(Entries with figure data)
* * * * * * *
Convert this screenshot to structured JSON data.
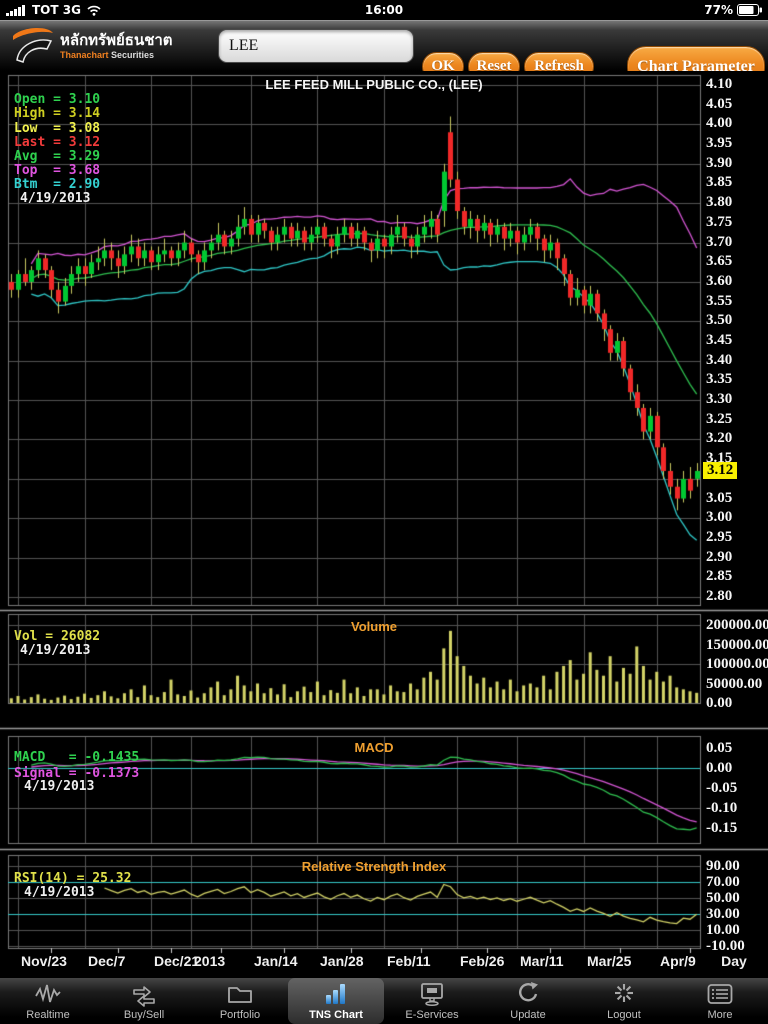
{
  "status_bar": {
    "carrier": "TOT 3G",
    "time": "16:00",
    "battery": "77%"
  },
  "toolbar": {
    "brand_thai": "หลักทรัพย์ธนชาต",
    "brand_en_orange": "Thanachart",
    "brand_en_white": "Securities",
    "symbol_value": "LEE",
    "ok_label": "OK",
    "reset_label": "Reset",
    "refresh_label": "Refresh",
    "chart_parameter_label": "Chart Parameter"
  },
  "chart_data": {
    "type": "candlestick",
    "title": "LEE FEED MILL PUBLIC CO., (LEE)",
    "date": "4/19/2013",
    "legend": {
      "open": "Open = 3.10",
      "high": "High = 3.14",
      "low": "Low  = 3.08",
      "last": "Last = 3.12",
      "avg": "Avg  = 3.29",
      "top": "Top  = 3.68",
      "btm": "Btm  = 2.90",
      "date": "4/19/2013"
    },
    "last_price_tag": "3.12",
    "price_axis_labels": [
      "4.10",
      "4.05",
      "4.00",
      "3.95",
      "3.90",
      "3.85",
      "3.80",
      "3.75",
      "3.70",
      "3.65",
      "3.60",
      "3.55",
      "3.50",
      "3.45",
      "3.40",
      "3.35",
      "3.30",
      "3.25",
      "3.20",
      "3.15",
      "3.05",
      "3.00",
      "2.95",
      "2.90",
      "2.85",
      "2.80"
    ],
    "price_range": {
      "min": 2.8,
      "max": 4.1
    },
    "x_labels": [
      "Nov/23",
      "Dec/7",
      "Dec/21",
      "2013",
      "Jan/14",
      "Jan/28",
      "Feb/11",
      "Feb/26",
      "Mar/11",
      "Mar/25",
      "Apr/9"
    ],
    "x_grid_indices": [
      1,
      11,
      21,
      27,
      36,
      46,
      56,
      67,
      76,
      86,
      97
    ],
    "x_unit": "Day",
    "volume_panel": {
      "title": "Volume",
      "legend": "Vol = 26082",
      "date": "4/19/2013",
      "axis_labels": [
        "200000.00",
        "150000.00",
        "100000.00",
        "50000.00",
        "0.00"
      ],
      "range": [
        0,
        200000
      ]
    },
    "macd_panel": {
      "title": "MACD",
      "macd_legend": "MACD   = -0.1435",
      "signal_legend": "Signal = -0.1373",
      "date": "4/19/2013",
      "axis_labels": [
        "0.05",
        "0.00",
        "-0.05",
        "-0.10",
        "-0.15"
      ],
      "zero_line": 0
    },
    "rsi_panel": {
      "title": "Relative Strength Index",
      "legend": "RSI(14) = 25.32",
      "date": "4/19/2013",
      "axis_labels": [
        "90.00",
        "70.00",
        "50.00",
        "30.00",
        "10.00",
        "-10.00"
      ],
      "ref_lines": [
        70,
        30
      ]
    },
    "colors": {
      "candle_up": "#00c832",
      "candle_down": "#f02828",
      "wick": "#c8c860",
      "volume_bar": "#d4d468",
      "avg_line": "#2fbf4f",
      "top_line": "#d455d4",
      "btm_line": "#2fc8c8",
      "macd_line": "#2fbf4f",
      "signal_line": "#d455d4",
      "rsi_line": "#d4d468",
      "ref_line": "#35c8c8",
      "grid": "#555555",
      "panel_border": "#7a7a7a",
      "separator": "#9a9a9a",
      "title_orange": "#f0a030",
      "last_tag_bg": "#f8ef00"
    },
    "candles": [
      [
        3.6,
        3.62,
        3.56,
        3.58,
        12000
      ],
      [
        3.58,
        3.63,
        3.56,
        3.62,
        18000
      ],
      [
        3.62,
        3.66,
        3.59,
        3.6,
        9000
      ],
      [
        3.6,
        3.64,
        3.58,
        3.63,
        15000
      ],
      [
        3.63,
        3.68,
        3.61,
        3.66,
        22000
      ],
      [
        3.66,
        3.67,
        3.61,
        3.63,
        11000
      ],
      [
        3.63,
        3.64,
        3.56,
        3.58,
        8000
      ],
      [
        3.58,
        3.6,
        3.52,
        3.55,
        14000
      ],
      [
        3.55,
        3.61,
        3.54,
        3.59,
        19000
      ],
      [
        3.59,
        3.64,
        3.57,
        3.62,
        10000
      ],
      [
        3.62,
        3.66,
        3.6,
        3.64,
        16000
      ],
      [
        3.64,
        3.66,
        3.59,
        3.62,
        24000
      ],
      [
        3.62,
        3.67,
        3.61,
        3.65,
        13000
      ],
      [
        3.65,
        3.69,
        3.63,
        3.66,
        20000
      ],
      [
        3.66,
        3.71,
        3.64,
        3.68,
        30000
      ],
      [
        3.68,
        3.7,
        3.63,
        3.66,
        17000
      ],
      [
        3.66,
        3.68,
        3.61,
        3.64,
        12000
      ],
      [
        3.64,
        3.69,
        3.62,
        3.67,
        25000
      ],
      [
        3.67,
        3.72,
        3.65,
        3.69,
        35000
      ],
      [
        3.69,
        3.71,
        3.64,
        3.66,
        15000
      ],
      [
        3.66,
        3.7,
        3.64,
        3.68,
        45000
      ],
      [
        3.68,
        3.69,
        3.63,
        3.65,
        20000
      ],
      [
        3.65,
        3.69,
        3.63,
        3.67,
        15000
      ],
      [
        3.67,
        3.71,
        3.65,
        3.68,
        28000
      ],
      [
        3.68,
        3.69,
        3.64,
        3.66,
        60000
      ],
      [
        3.66,
        3.7,
        3.64,
        3.68,
        22000
      ],
      [
        3.68,
        3.73,
        3.66,
        3.7,
        18000
      ],
      [
        3.7,
        3.71,
        3.65,
        3.67,
        32000
      ],
      [
        3.67,
        3.68,
        3.62,
        3.65,
        14000
      ],
      [
        3.65,
        3.7,
        3.63,
        3.68,
        25000
      ],
      [
        3.68,
        3.72,
        3.66,
        3.7,
        40000
      ],
      [
        3.7,
        3.75,
        3.68,
        3.72,
        55000
      ],
      [
        3.72,
        3.73,
        3.67,
        3.69,
        20000
      ],
      [
        3.69,
        3.73,
        3.67,
        3.71,
        35000
      ],
      [
        3.71,
        3.77,
        3.69,
        3.74,
        70000
      ],
      [
        3.74,
        3.79,
        3.72,
        3.76,
        45000
      ],
      [
        3.76,
        3.77,
        3.7,
        3.72,
        30000
      ],
      [
        3.72,
        3.77,
        3.7,
        3.75,
        50000
      ],
      [
        3.75,
        3.76,
        3.71,
        3.73,
        25000
      ],
      [
        3.73,
        3.74,
        3.68,
        3.7,
        38000
      ],
      [
        3.7,
        3.74,
        3.68,
        3.72,
        22000
      ],
      [
        3.72,
        3.76,
        3.7,
        3.74,
        48000
      ],
      [
        3.74,
        3.75,
        3.69,
        3.71,
        15000
      ],
      [
        3.71,
        3.75,
        3.69,
        3.73,
        30000
      ],
      [
        3.73,
        3.74,
        3.68,
        3.7,
        42000
      ],
      [
        3.7,
        3.74,
        3.68,
        3.72,
        28000
      ],
      [
        3.72,
        3.76,
        3.7,
        3.74,
        55000
      ],
      [
        3.74,
        3.75,
        3.69,
        3.71,
        20000
      ],
      [
        3.71,
        3.72,
        3.66,
        3.69,
        33000
      ],
      [
        3.69,
        3.74,
        3.67,
        3.72,
        26000
      ],
      [
        3.72,
        3.76,
        3.7,
        3.74,
        60000
      ],
      [
        3.74,
        3.75,
        3.69,
        3.71,
        25000
      ],
      [
        3.71,
        3.75,
        3.69,
        3.73,
        40000
      ],
      [
        3.73,
        3.74,
        3.68,
        3.7,
        18000
      ],
      [
        3.7,
        3.71,
        3.65,
        3.68,
        35000
      ],
      [
        3.68,
        3.73,
        3.66,
        3.71,
        35000
      ],
      [
        3.71,
        3.72,
        3.66,
        3.69,
        22000
      ],
      [
        3.69,
        3.74,
        3.67,
        3.72,
        45000
      ],
      [
        3.72,
        3.77,
        3.7,
        3.74,
        30000
      ],
      [
        3.74,
        3.75,
        3.69,
        3.71,
        28000
      ],
      [
        3.71,
        3.72,
        3.66,
        3.69,
        50000
      ],
      [
        3.69,
        3.74,
        3.67,
        3.72,
        35000
      ],
      [
        3.72,
        3.77,
        3.7,
        3.74,
        65000
      ],
      [
        3.74,
        3.78,
        3.71,
        3.76,
        80000
      ],
      [
        3.76,
        3.77,
        3.7,
        3.72,
        60000
      ],
      [
        3.78,
        3.9,
        3.74,
        3.88,
        140000
      ],
      [
        3.98,
        4.02,
        3.84,
        3.86,
        185000
      ],
      [
        3.86,
        3.88,
        3.76,
        3.78,
        120000
      ],
      [
        3.78,
        3.79,
        3.72,
        3.74,
        95000
      ],
      [
        3.74,
        3.78,
        3.71,
        3.76,
        70000
      ],
      [
        3.76,
        3.77,
        3.7,
        3.73,
        50000
      ],
      [
        3.73,
        3.77,
        3.71,
        3.75,
        65000
      ],
      [
        3.75,
        3.76,
        3.69,
        3.72,
        40000
      ],
      [
        3.72,
        3.76,
        3.7,
        3.74,
        55000
      ],
      [
        3.74,
        3.75,
        3.68,
        3.71,
        35000
      ],
      [
        3.71,
        3.75,
        3.69,
        3.73,
        60000
      ],
      [
        3.73,
        3.74,
        3.67,
        3.7,
        30000
      ],
      [
        3.7,
        3.74,
        3.68,
        3.72,
        45000
      ],
      [
        3.72,
        3.76,
        3.7,
        3.74,
        50000
      ],
      [
        3.74,
        3.75,
        3.68,
        3.71,
        40000
      ],
      [
        3.71,
        3.72,
        3.65,
        3.68,
        70000
      ],
      [
        3.68,
        3.72,
        3.66,
        3.7,
        35000
      ],
      [
        3.7,
        3.71,
        3.63,
        3.66,
        80000
      ],
      [
        3.66,
        3.67,
        3.59,
        3.62,
        95000
      ],
      [
        3.62,
        3.63,
        3.54,
        3.56,
        110000
      ],
      [
        3.56,
        3.61,
        3.54,
        3.58,
        60000
      ],
      [
        3.58,
        3.59,
        3.52,
        3.54,
        75000
      ],
      [
        3.54,
        3.59,
        3.52,
        3.57,
        130000
      ],
      [
        3.57,
        3.58,
        3.5,
        3.52,
        85000
      ],
      [
        3.52,
        3.53,
        3.45,
        3.48,
        70000
      ],
      [
        3.48,
        3.49,
        3.4,
        3.42,
        120000
      ],
      [
        3.42,
        3.47,
        3.4,
        3.45,
        55000
      ],
      [
        3.45,
        3.46,
        3.36,
        3.38,
        90000
      ],
      [
        3.38,
        3.39,
        3.3,
        3.32,
        75000
      ],
      [
        3.32,
        3.34,
        3.26,
        3.28,
        145000
      ],
      [
        3.28,
        3.29,
        3.2,
        3.22,
        95000
      ],
      [
        3.22,
        3.28,
        3.2,
        3.26,
        60000
      ],
      [
        3.26,
        3.27,
        3.16,
        3.18,
        80000
      ],
      [
        3.18,
        3.19,
        3.1,
        3.12,
        55000
      ],
      [
        3.12,
        3.14,
        3.06,
        3.08,
        70000
      ],
      [
        3.08,
        3.1,
        3.02,
        3.05,
        40000
      ],
      [
        3.05,
        3.12,
        3.04,
        3.1,
        35000
      ],
      [
        3.1,
        3.13,
        3.05,
        3.07,
        30000
      ],
      [
        3.1,
        3.14,
        3.08,
        3.12,
        26082
      ]
    ]
  },
  "tab_bar": {
    "items": [
      {
        "label": "Realtime",
        "icon": "waveform-icon",
        "active": false
      },
      {
        "label": "Buy/Sell",
        "icon": "arrows-icon",
        "active": false
      },
      {
        "label": "Portfolio",
        "icon": "folder-icon",
        "active": false
      },
      {
        "label": "TNS Chart",
        "icon": "bar-chart-icon",
        "active": true
      },
      {
        "label": "E-Services",
        "icon": "monitor-icon",
        "active": false
      },
      {
        "label": "Update",
        "icon": "refresh-icon",
        "active": false
      },
      {
        "label": "Logout",
        "icon": "starburst-icon",
        "active": false
      },
      {
        "label": "More",
        "icon": "list-icon",
        "active": false
      }
    ]
  }
}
* * * * * * *
> **WHAT THIS TASK INVOLVES**:
Sift through the entries and copy every line with "icon".

> **TASK OUTPUT**:
        "icon": "waveform-icon",
        "icon": "arrows-icon",
        "icon": "folder-icon",
        "icon": "bar-chart-icon",
        "icon": "monitor-icon",
        "icon": "refresh-icon",
        "icon": "starburst-icon",
        "icon": "list-icon",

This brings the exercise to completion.